Werkinstructies:
Geef alle rijen hieronder alsjeblieft weer als een genummerde lijst en laat lege regels weg.

Gegevens voor oefening:
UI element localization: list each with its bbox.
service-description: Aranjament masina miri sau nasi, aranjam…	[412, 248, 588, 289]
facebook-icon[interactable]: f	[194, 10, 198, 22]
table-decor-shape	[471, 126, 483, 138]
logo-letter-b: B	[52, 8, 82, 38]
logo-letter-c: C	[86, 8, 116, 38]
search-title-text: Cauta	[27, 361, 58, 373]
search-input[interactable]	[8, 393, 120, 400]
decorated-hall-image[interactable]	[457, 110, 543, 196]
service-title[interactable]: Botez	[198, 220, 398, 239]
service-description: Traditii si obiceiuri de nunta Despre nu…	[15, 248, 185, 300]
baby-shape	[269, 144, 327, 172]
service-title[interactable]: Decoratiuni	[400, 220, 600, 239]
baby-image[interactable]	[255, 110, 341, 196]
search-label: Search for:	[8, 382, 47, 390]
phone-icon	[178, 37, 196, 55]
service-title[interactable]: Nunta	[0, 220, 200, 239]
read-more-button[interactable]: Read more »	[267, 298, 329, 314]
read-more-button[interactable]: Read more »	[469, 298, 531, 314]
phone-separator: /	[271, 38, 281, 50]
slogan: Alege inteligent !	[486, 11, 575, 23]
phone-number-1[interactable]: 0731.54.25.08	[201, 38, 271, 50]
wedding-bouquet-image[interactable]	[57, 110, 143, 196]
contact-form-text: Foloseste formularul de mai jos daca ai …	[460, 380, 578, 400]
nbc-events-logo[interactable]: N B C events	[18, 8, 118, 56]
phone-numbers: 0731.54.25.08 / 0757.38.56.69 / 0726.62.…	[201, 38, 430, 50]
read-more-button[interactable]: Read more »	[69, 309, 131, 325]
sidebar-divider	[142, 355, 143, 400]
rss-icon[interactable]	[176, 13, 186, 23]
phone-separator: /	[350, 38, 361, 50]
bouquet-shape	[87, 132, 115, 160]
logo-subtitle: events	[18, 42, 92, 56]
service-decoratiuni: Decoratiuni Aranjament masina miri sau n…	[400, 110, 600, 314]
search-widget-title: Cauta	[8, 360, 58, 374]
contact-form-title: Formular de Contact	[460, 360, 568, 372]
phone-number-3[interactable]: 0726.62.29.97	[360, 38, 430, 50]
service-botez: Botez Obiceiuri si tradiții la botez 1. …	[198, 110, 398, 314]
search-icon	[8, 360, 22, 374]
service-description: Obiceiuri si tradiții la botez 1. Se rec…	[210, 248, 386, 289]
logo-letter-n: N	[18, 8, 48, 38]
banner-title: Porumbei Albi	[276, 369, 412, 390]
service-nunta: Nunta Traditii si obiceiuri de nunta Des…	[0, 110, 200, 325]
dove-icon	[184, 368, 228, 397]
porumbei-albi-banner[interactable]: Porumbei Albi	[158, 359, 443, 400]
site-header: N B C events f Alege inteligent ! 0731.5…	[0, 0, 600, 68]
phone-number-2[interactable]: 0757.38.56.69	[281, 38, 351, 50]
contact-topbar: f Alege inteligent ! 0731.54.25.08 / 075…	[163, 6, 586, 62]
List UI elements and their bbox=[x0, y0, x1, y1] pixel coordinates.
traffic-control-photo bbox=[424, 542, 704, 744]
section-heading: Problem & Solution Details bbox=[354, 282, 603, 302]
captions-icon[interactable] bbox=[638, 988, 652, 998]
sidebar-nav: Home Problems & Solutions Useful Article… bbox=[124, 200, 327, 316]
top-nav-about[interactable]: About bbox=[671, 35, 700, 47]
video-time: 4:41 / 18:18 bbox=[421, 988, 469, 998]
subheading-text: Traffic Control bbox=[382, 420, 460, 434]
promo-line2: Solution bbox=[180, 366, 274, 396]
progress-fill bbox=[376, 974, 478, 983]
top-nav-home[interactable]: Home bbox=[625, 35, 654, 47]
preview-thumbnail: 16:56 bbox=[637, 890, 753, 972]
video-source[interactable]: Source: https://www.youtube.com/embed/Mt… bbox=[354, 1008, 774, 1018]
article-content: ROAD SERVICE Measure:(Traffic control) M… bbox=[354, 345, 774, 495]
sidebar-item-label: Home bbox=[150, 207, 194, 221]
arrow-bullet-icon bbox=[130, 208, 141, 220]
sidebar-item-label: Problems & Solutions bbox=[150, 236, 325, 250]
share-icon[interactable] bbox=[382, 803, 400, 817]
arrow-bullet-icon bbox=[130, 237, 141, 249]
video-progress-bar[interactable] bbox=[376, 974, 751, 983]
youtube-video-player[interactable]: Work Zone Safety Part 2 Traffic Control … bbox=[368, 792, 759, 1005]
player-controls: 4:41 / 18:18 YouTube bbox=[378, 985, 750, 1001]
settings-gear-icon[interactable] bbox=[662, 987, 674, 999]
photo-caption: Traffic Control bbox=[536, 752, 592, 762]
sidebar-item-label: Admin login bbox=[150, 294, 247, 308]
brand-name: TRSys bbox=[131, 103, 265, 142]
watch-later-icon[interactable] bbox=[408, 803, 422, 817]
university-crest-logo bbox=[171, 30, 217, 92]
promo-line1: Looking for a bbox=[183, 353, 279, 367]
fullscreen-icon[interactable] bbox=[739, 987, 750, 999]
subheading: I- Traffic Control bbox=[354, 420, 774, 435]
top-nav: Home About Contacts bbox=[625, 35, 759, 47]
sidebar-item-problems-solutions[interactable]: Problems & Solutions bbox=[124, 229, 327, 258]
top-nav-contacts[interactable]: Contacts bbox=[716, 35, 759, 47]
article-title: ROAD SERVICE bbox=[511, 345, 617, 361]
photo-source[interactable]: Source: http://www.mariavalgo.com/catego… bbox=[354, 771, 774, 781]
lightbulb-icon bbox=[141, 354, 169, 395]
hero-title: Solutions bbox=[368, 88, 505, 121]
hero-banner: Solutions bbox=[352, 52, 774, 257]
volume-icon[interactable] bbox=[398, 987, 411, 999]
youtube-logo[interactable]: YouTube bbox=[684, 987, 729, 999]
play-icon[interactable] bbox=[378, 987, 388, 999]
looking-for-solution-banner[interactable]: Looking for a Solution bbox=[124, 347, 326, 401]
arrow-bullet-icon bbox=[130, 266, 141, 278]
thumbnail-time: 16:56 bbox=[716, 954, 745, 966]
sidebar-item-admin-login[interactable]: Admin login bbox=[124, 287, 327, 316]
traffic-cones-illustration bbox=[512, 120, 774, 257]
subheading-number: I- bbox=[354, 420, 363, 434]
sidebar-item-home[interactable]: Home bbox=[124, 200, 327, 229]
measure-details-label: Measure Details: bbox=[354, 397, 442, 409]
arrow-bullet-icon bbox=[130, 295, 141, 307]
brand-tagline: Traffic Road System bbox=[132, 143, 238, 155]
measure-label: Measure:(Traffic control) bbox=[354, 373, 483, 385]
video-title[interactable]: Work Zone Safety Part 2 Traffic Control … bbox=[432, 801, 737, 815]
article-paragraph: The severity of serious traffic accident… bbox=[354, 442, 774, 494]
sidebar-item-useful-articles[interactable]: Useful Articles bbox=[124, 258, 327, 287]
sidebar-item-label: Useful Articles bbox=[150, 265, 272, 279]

Antwoord op oefening:
1. UI element localization: list each with its bbox.
2. service-description: Aranjament masina miri sau nasi, aranjam…	[412, 248, 588, 289]
3. facebook-icon[interactable]: f	[194, 10, 198, 22]
4. table-decor-shape	[471, 126, 483, 138]
5. logo-letter-b: B	[52, 8, 82, 38]
6. logo-letter-c: C	[86, 8, 116, 38]
7. search-title-text: Cauta	[27, 361, 58, 373]
8. search-input[interactable]	[8, 393, 120, 400]
9. decorated-hall-image[interactable]	[457, 110, 543, 196]
10. service-title[interactable]: Botez	[198, 220, 398, 239]
11. service-description: Traditii si obiceiuri de nunta Despre nu…	[15, 248, 185, 300]
12. baby-shape	[269, 144, 327, 172]
13. service-title[interactable]: Decoratiuni	[400, 220, 600, 239]
14. baby-image[interactable]	[255, 110, 341, 196]
15. search-label: Search for:	[8, 382, 47, 390]
16. phone-icon	[178, 37, 196, 55]
17. service-title[interactable]: Nunta	[0, 220, 200, 239]
18. read-more-button[interactable]: Read more »	[267, 298, 329, 314]
19. read-more-button[interactable]: Read more »	[469, 298, 531, 314]
20. phone-separator: /	[271, 38, 281, 50]
21. slogan: Alege inteligent !	[486, 11, 575, 23]
22. phone-number-1[interactable]: 0731.54.25.08	[201, 38, 271, 50]
23. wedding-bouquet-image[interactable]	[57, 110, 143, 196]
24. contact-form-text: Foloseste formularul de mai jos daca ai …	[460, 380, 578, 400]
25. nbc-events-logo[interactable]: N B C events	[18, 8, 118, 56]
26. phone-numbers: 0731.54.25.08 / 0757.38.56.69 / 0726.62.…	[201, 38, 430, 50]
27. read-more-button[interactable]: Read more »	[69, 309, 131, 325]
28. sidebar-divider	[142, 355, 143, 400]
29. rss-icon[interactable]	[176, 13, 186, 23]
30. phone-separator: /	[350, 38, 361, 50]
31. bouquet-shape	[87, 132, 115, 160]
32. logo-subtitle: events	[18, 42, 92, 56]
33. service-decoratiuni: Decoratiuni Aranjament masina miri sau n…	[400, 110, 600, 314]
34. search-widget-title: Cauta	[8, 360, 58, 374]
35. contact-form-title: Formular de Contact	[460, 360, 568, 372]
36. phone-number-3[interactable]: 0726.62.29.97	[360, 38, 430, 50]
37. service-botez: Botez Obiceiuri si tradiții la botez 1. …	[198, 110, 398, 314]
38. search-icon	[8, 360, 22, 374]
39. service-description: Obiceiuri si tradiții la botez 1. Se rec…	[210, 248, 386, 289]
40. logo-letter-n: N	[18, 8, 48, 38]
41. banner-title: Porumbei Albi	[276, 369, 412, 390]
42. service-nunta: Nunta Traditii si obiceiuri de nunta Des…	[0, 110, 200, 325]
43. dove-icon	[184, 368, 228, 397]
44. porumbei-albi-banner[interactable]: Porumbei Albi	[158, 359, 443, 400]
45. site-header: N B C events f Alege inteligent ! 0731.5…	[0, 0, 600, 68]
46. phone-number-2[interactable]: 0757.38.56.69	[281, 38, 351, 50]
47. contact-topbar: f Alege inteligent ! 0731.54.25.08 / 075…	[163, 6, 586, 62]
48. List UI elements and their bbox=[x0, y0, x1, y1] pixel coordinates.
49. traffic-control-photo bbox=[424, 542, 704, 744]
50. section-heading: Problem & Solution Details bbox=[354, 282, 603, 302]
51. captions-icon[interactable] bbox=[638, 988, 652, 998]
52. sidebar-nav: Home Problems & Solutions Useful Article… bbox=[124, 200, 327, 316]
53. top-nav-about[interactable]: About bbox=[671, 35, 700, 47]
54. video-time: 4:41 / 18:18 bbox=[421, 988, 469, 998]
55. subheading-text: Traffic Control bbox=[382, 420, 460, 434]
56. promo-line2: Solution bbox=[180, 366, 274, 396]
57. progress-fill bbox=[376, 974, 478, 983]
58. top-nav-home[interactable]: Home bbox=[625, 35, 654, 47]
59. preview-thumbnail: 16:56 bbox=[637, 890, 753, 972]
60. video-source[interactable]: Source: https://www.youtube.com/embed/Mt… bbox=[354, 1008, 774, 1018]
61. article-content: ROAD SERVICE Measure:(Traffic control) M… bbox=[354, 345, 774, 495]
62. sidebar-item-label: Home bbox=[150, 207, 194, 221]
63. arrow-bullet-icon bbox=[130, 208, 141, 220]
64. sidebar-item-label: Problems & Solutions bbox=[150, 236, 325, 250]
65. share-icon[interactable] bbox=[382, 803, 400, 817]
66. arrow-bullet-icon bbox=[130, 237, 141, 249]
67. video-progress-bar[interactable] bbox=[376, 974, 751, 983]
68. youtube-video-player[interactable]: Work Zone Safety Part 2 Traffic Control … bbox=[368, 792, 759, 1005]
69. player-controls: 4:41 / 18:18 YouTube bbox=[378, 985, 750, 1001]
70. settings-gear-icon[interactable] bbox=[662, 987, 674, 999]
71. photo-caption: Traffic Control bbox=[536, 752, 592, 762]
72. sidebar-item-label: Admin login bbox=[150, 294, 247, 308]
73. brand-name: TRSys bbox=[131, 103, 265, 142]
74. watch-later-icon[interactable] bbox=[408, 803, 422, 817]
75. university-crest-logo bbox=[171, 30, 217, 92]
76. promo-line1: Looking for a bbox=[183, 353, 279, 367]
77. fullscreen-icon[interactable] bbox=[739, 987, 750, 999]
78. subheading: I- Traffic Control bbox=[354, 420, 774, 435]
79. top-nav: Home About Contacts bbox=[625, 35, 759, 47]
80. sidebar-item-problems-solutions[interactable]: Problems & Solutions bbox=[124, 229, 327, 258]
81. top-nav-contacts[interactable]: Contacts bbox=[716, 35, 759, 47]
82. article-title: ROAD SERVICE bbox=[511, 345, 617, 361]
83. photo-source[interactable]: Source: http://www.mariavalgo.com/catego… bbox=[354, 771, 774, 781]
84. lightbulb-icon bbox=[141, 354, 169, 395]
85. hero-title: Solutions bbox=[368, 88, 505, 121]
86. hero-banner: Solutions bbox=[352, 52, 774, 257]
87. volume-icon[interactable] bbox=[398, 987, 411, 999]
88. youtube-logo[interactable]: YouTube bbox=[684, 987, 729, 999]
89. play-icon[interactable] bbox=[378, 987, 388, 999]
90. looking-for-solution-banner[interactable]: Looking for a Solution bbox=[124, 347, 326, 401]
91. arrow-bullet-icon bbox=[130, 266, 141, 278]
92. thumbnail-time: 16:56 bbox=[716, 954, 745, 966]
93. sidebar-item-admin-login[interactable]: Admin login bbox=[124, 287, 327, 316]
94. traffic-cones-illustration bbox=[512, 120, 774, 257]
95. subheading-number: I- bbox=[354, 420, 363, 434]
96. sidebar-item-home[interactable]: Home bbox=[124, 200, 327, 229]
97. measure-details-label: Measure Details: bbox=[354, 397, 442, 409]
98. arrow-bullet-icon bbox=[130, 295, 141, 307]
99. brand-tagline: Traffic Road System bbox=[132, 143, 238, 155]
100. measure-label: Measure:(Traffic control) bbox=[354, 373, 483, 385]
101. video-title[interactable]: Work Zone Safety Part 2 Traffic Control … bbox=[432, 801, 737, 815]
102. article-paragraph: The severity of serious traffic accident… bbox=[354, 442, 774, 494]
103. sidebar-item-useful-articles[interactable]: Useful Articles bbox=[124, 258, 327, 287]
104. sidebar-item-label: Useful Articles bbox=[150, 265, 272, 279]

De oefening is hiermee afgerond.